[start of Rows]

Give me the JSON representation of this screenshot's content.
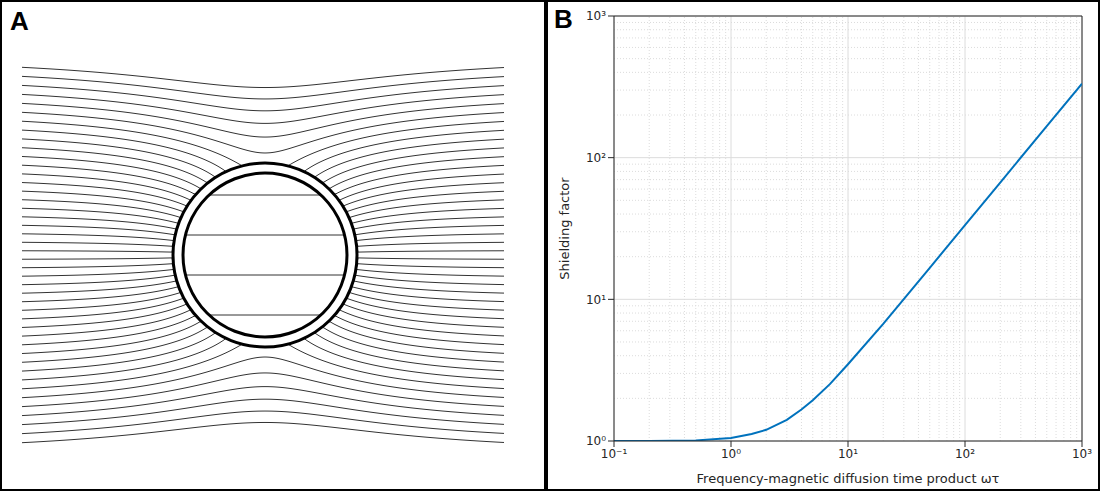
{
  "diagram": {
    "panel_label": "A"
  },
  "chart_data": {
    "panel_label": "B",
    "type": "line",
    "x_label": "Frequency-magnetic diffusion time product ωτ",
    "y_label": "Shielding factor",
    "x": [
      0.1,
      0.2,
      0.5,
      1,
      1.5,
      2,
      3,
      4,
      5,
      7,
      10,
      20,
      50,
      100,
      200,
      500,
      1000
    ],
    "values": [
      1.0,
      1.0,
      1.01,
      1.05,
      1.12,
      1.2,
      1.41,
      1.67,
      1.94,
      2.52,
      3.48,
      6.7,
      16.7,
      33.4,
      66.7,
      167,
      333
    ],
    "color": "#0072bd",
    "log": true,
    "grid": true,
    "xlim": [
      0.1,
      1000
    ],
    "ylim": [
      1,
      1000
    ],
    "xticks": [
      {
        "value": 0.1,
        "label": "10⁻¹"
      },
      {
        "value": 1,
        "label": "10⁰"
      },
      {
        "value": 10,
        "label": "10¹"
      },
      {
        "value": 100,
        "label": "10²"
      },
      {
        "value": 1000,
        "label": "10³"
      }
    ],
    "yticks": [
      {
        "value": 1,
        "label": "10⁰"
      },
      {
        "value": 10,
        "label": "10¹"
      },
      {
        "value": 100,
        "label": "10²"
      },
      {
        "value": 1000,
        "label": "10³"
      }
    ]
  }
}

[end of Rows]

**What needs to be done:** Leave out the pictures and copy every record above exactly.

**Written reply:**
Give me the JSON representation of this screenshot's content.
{
  "diagram": {
    "panel_label": "A"
  },
  "chart_data": {
    "panel_label": "B",
    "type": "line",
    "x_label": "Frequency-magnetic diffusion time product ωτ",
    "y_label": "Shielding factor",
    "x": [
      0.1,
      0.2,
      0.5,
      1,
      1.5,
      2,
      3,
      4,
      5,
      7,
      10,
      20,
      50,
      100,
      200,
      500,
      1000
    ],
    "values": [
      1.0,
      1.0,
      1.01,
      1.05,
      1.12,
      1.2,
      1.41,
      1.67,
      1.94,
      2.52,
      3.48,
      6.7,
      16.7,
      33.4,
      66.7,
      167,
      333
    ],
    "color": "#0072bd",
    "log": true,
    "grid": true,
    "xlim": [
      0.1,
      1000
    ],
    "ylim": [
      1,
      1000
    ],
    "xticks": [
      {
        "value": 0.1,
        "label": "10⁻¹"
      },
      {
        "value": 1,
        "label": "10⁰"
      },
      {
        "value": 10,
        "label": "10¹"
      },
      {
        "value": 100,
        "label": "10²"
      },
      {
        "value": 1000,
        "label": "10³"
      }
    ],
    "yticks": [
      {
        "value": 1,
        "label": "10⁰"
      },
      {
        "value": 10,
        "label": "10¹"
      },
      {
        "value": 100,
        "label": "10²"
      },
      {
        "value": 1000,
        "label": "10³"
      }
    ]
  }
}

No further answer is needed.